**TO DO:** Repeat each line of the material below exactly as it appears, minus any pictures.

**INPUT RECORDS:**

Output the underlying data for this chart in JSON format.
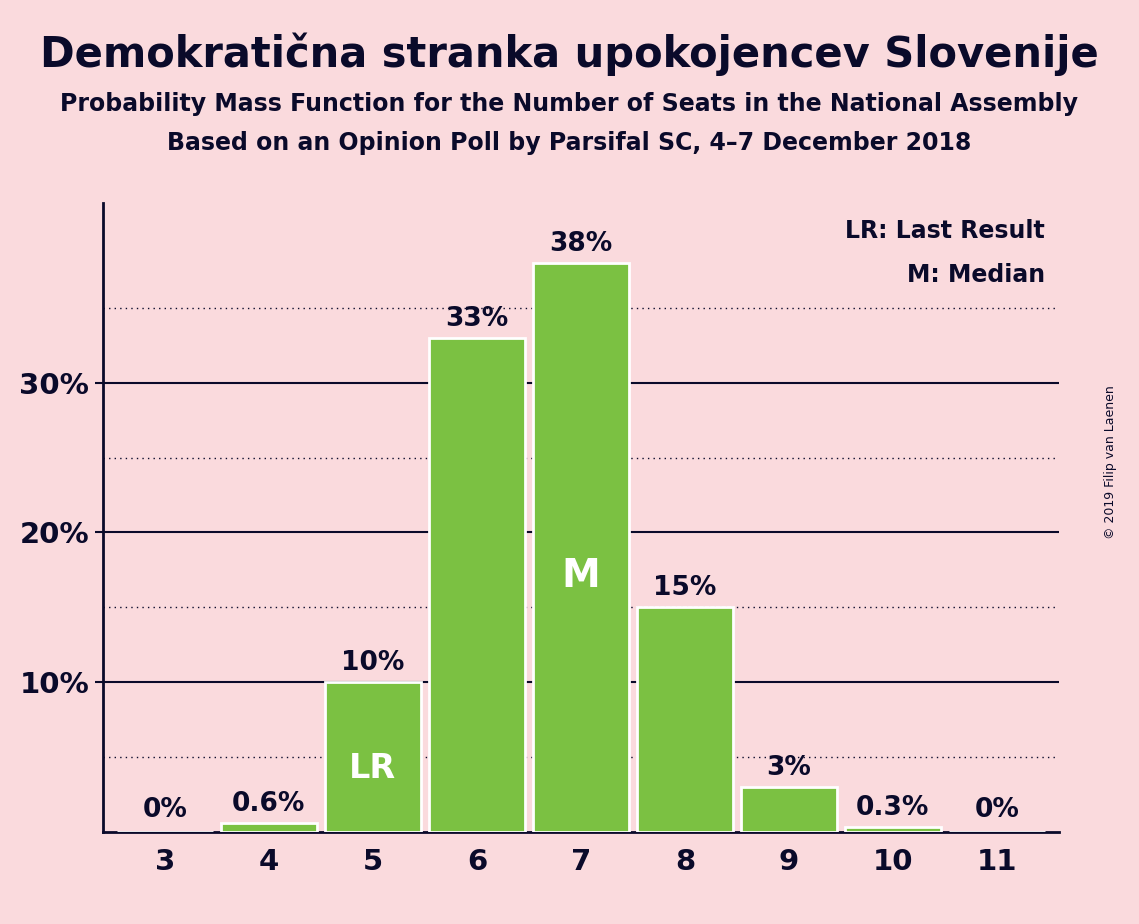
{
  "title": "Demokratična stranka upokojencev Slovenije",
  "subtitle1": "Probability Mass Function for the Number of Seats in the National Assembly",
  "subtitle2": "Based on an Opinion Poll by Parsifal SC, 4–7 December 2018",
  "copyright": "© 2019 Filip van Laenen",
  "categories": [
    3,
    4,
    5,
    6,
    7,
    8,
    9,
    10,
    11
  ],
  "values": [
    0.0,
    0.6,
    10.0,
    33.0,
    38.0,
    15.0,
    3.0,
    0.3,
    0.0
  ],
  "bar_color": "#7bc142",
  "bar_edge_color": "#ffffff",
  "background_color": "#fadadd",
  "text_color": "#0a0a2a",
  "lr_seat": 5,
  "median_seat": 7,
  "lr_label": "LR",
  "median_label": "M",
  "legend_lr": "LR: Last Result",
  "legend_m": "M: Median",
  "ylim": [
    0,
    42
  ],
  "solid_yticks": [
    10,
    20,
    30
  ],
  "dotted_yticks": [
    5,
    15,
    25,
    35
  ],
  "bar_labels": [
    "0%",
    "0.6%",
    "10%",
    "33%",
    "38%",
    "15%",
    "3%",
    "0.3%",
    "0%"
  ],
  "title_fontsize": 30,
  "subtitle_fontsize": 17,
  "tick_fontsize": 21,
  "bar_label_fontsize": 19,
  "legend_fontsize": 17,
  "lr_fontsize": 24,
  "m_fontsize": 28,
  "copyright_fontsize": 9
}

**ANSWER TO THIS EXERCISE:**
Output the underlying data for this chart in JSON format.
{
  "title": "Demokratična stranka upokojencev Slovenije",
  "subtitle1": "Probability Mass Function for the Number of Seats in the National Assembly",
  "subtitle2": "Based on an Opinion Poll by Parsifal SC, 4–7 December 2018",
  "copyright": "© 2019 Filip van Laenen",
  "categories": [
    3,
    4,
    5,
    6,
    7,
    8,
    9,
    10,
    11
  ],
  "values": [
    0.0,
    0.6,
    10.0,
    33.0,
    38.0,
    15.0,
    3.0,
    0.3,
    0.0
  ],
  "bar_color": "#7bc142",
  "bar_edge_color": "#ffffff",
  "background_color": "#fadadd",
  "text_color": "#0a0a2a",
  "lr_seat": 5,
  "median_seat": 7,
  "lr_label": "LR",
  "median_label": "M",
  "legend_lr": "LR: Last Result",
  "legend_m": "M: Median",
  "ylim": [
    0,
    42
  ],
  "solid_yticks": [
    10,
    20,
    30
  ],
  "dotted_yticks": [
    5,
    15,
    25,
    35
  ],
  "bar_labels": [
    "0%",
    "0.6%",
    "10%",
    "33%",
    "38%",
    "15%",
    "3%",
    "0.3%",
    "0%"
  ],
  "title_fontsize": 30,
  "subtitle_fontsize": 17,
  "tick_fontsize": 21,
  "bar_label_fontsize": 19,
  "legend_fontsize": 17,
  "lr_fontsize": 24,
  "m_fontsize": 28,
  "copyright_fontsize": 9
}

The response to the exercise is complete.